Given task | Transcribe the data lines between the line holding "new-tab-button[interactable]: + (194, 4, 202, 16)" and the line holding "detail-label: Nama Kegiatan", inclusive, reproducing them without any change.

Task material |

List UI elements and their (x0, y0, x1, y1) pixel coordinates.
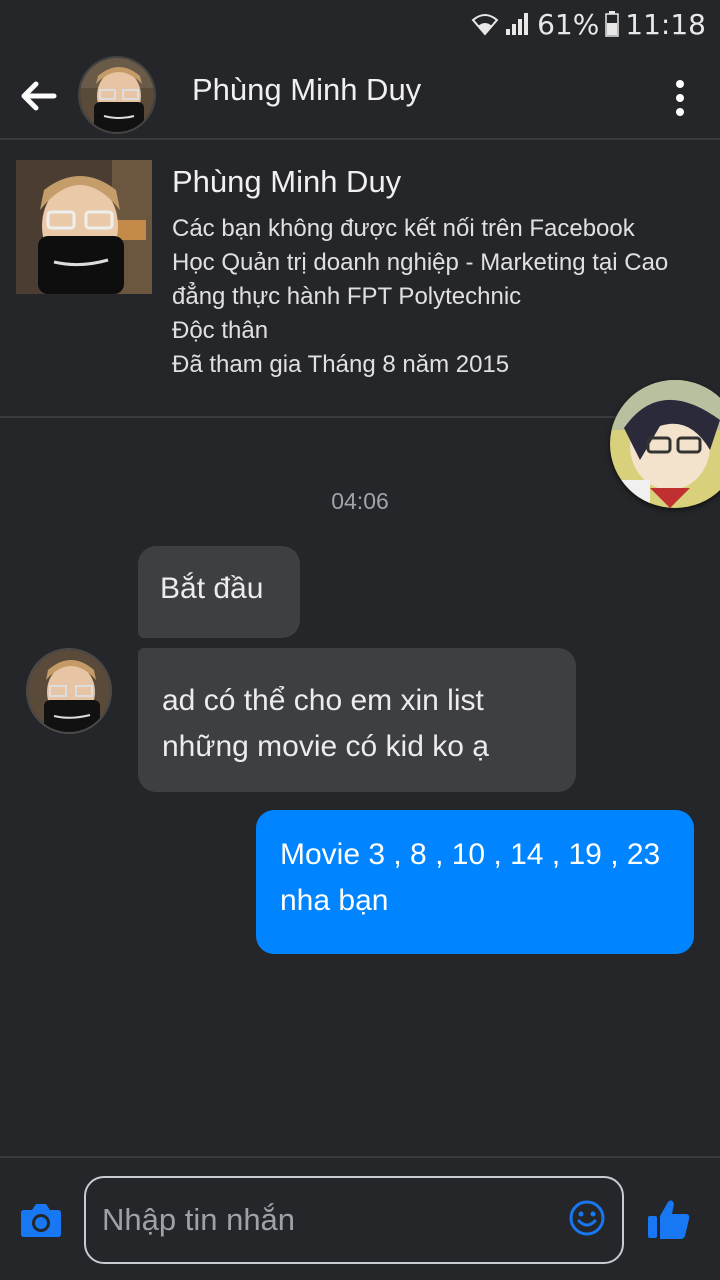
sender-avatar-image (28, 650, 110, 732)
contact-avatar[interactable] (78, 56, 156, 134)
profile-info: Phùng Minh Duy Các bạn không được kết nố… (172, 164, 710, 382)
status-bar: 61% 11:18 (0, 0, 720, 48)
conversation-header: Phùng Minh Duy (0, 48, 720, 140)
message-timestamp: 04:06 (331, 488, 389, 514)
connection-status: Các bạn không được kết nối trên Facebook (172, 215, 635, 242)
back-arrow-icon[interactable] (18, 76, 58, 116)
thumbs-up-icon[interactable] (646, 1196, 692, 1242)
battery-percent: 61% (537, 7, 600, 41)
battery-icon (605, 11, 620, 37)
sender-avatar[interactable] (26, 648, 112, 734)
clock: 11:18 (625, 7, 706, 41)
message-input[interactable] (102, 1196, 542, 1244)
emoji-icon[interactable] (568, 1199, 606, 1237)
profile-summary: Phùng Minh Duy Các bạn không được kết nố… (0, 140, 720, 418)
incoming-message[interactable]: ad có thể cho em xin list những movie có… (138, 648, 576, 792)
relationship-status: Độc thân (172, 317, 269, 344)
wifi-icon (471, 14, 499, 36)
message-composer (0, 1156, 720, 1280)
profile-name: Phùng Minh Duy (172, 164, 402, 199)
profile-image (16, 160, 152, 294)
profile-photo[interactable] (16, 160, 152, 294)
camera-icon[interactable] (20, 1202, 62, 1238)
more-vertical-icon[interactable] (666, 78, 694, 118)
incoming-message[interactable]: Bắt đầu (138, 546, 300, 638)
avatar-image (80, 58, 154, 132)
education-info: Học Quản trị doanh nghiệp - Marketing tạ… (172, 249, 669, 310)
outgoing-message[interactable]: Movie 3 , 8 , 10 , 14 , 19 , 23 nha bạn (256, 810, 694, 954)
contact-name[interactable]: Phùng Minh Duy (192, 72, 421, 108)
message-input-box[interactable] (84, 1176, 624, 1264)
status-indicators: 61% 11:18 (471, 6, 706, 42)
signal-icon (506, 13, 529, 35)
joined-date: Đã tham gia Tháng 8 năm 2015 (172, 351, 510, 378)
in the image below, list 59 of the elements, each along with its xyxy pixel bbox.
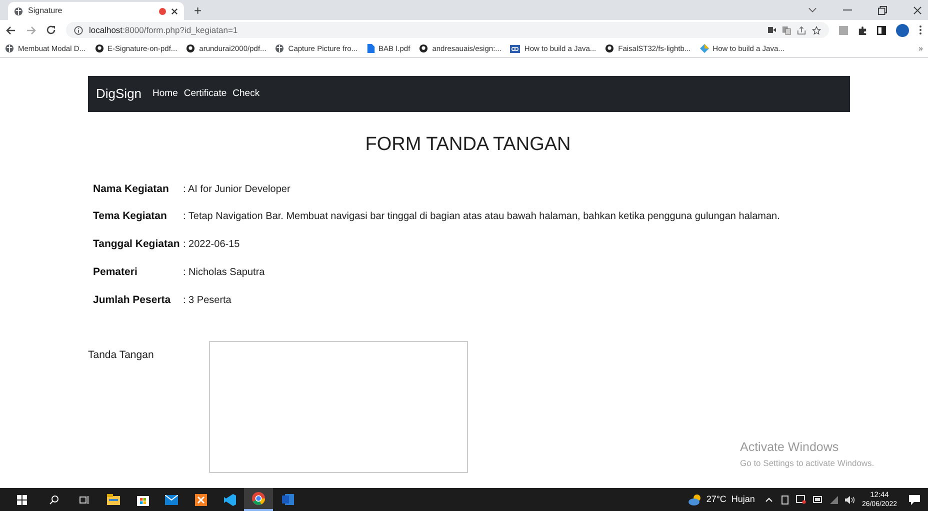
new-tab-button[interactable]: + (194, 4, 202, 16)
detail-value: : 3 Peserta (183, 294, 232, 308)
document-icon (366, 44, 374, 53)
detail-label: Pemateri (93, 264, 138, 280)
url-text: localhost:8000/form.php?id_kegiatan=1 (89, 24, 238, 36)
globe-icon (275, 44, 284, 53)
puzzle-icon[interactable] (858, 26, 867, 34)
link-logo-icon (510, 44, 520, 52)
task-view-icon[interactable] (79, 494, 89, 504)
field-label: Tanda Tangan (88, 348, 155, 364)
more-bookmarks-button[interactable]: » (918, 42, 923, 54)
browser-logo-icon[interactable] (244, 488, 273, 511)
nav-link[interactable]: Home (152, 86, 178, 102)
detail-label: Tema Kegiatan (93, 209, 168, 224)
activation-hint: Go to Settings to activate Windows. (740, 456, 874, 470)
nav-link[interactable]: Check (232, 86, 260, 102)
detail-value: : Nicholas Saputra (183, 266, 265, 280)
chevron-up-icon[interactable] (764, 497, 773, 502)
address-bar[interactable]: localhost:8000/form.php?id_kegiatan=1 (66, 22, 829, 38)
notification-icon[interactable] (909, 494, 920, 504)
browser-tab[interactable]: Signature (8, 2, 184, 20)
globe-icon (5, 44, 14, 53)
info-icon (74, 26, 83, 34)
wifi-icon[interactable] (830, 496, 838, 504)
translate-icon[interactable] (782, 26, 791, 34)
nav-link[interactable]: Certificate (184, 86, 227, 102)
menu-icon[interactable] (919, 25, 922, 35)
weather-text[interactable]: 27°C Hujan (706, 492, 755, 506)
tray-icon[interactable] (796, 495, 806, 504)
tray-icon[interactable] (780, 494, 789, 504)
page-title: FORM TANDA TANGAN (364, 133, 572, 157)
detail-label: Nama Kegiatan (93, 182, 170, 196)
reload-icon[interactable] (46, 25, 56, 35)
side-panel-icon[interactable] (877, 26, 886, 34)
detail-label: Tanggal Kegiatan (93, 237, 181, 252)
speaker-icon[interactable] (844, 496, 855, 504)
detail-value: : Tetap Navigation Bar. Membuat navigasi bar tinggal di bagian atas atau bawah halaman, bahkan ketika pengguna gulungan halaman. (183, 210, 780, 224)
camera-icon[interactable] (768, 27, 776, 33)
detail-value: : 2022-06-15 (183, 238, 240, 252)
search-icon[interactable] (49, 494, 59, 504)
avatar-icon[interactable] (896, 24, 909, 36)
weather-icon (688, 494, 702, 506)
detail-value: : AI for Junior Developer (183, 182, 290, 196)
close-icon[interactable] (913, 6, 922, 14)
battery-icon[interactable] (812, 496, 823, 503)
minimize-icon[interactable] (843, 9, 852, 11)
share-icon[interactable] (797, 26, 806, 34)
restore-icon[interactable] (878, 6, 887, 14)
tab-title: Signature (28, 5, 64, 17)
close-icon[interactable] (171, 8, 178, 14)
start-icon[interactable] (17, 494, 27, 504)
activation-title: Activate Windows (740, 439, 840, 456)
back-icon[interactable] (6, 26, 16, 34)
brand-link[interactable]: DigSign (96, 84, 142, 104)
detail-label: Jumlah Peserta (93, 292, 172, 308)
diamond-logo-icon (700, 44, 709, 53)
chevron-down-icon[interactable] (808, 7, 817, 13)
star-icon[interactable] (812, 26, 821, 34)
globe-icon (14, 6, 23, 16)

Answer |
new-tab-button[interactable]: + (194, 4, 202, 16)
detail-value: : 3 Peserta (183, 294, 232, 308)
document-icon (366, 44, 374, 53)
detail-label: Pemateri (93, 264, 138, 280)
url-text: localhost:8000/form.php?id_kegiatan=1 (89, 24, 238, 36)
globe-icon (275, 44, 284, 53)
puzzle-icon[interactable] (858, 26, 867, 34)
link-logo-icon (510, 44, 520, 52)
task-view-icon[interactable] (79, 494, 89, 504)
field-label: Tanda Tangan (88, 348, 155, 364)
more-bookmarks-button[interactable]: » (918, 42, 923, 54)
browser-logo-icon[interactable] (244, 488, 273, 511)
nav-link[interactable]: Home (152, 86, 178, 102)
detail-label: Tema Kegiatan (93, 209, 168, 224)
activation-hint: Go to Settings to activate Windows. (740, 456, 874, 470)
nav-link[interactable]: Check (232, 86, 260, 102)
detail-value: : Nicholas Saputra (183, 266, 265, 280)
chevron-up-icon[interactable] (764, 497, 773, 502)
address-bar[interactable]: localhost:8000/form.php?id_kegiatan=1 (66, 22, 829, 38)
notification-icon[interactable] (909, 494, 920, 504)
browser-tab[interactable]: Signature (8, 2, 184, 20)
globe-icon (5, 44, 14, 53)
info-icon (74, 26, 83, 34)
wifi-icon[interactable] (830, 496, 838, 504)
translate-icon[interactable] (782, 26, 791, 34)
nav-link[interactable]: Certificate (184, 86, 227, 102)
menu-icon[interactable] (919, 25, 922, 35)
weather-text[interactable]: 27°C Hujan (706, 492, 755, 506)
tray-icon[interactable] (796, 495, 806, 504)
tray-icon[interactable] (780, 494, 789, 504)
page-title: FORM TANDA TANGAN (364, 133, 572, 157)
detail-label: Nama Kegiatan (93, 182, 170, 196)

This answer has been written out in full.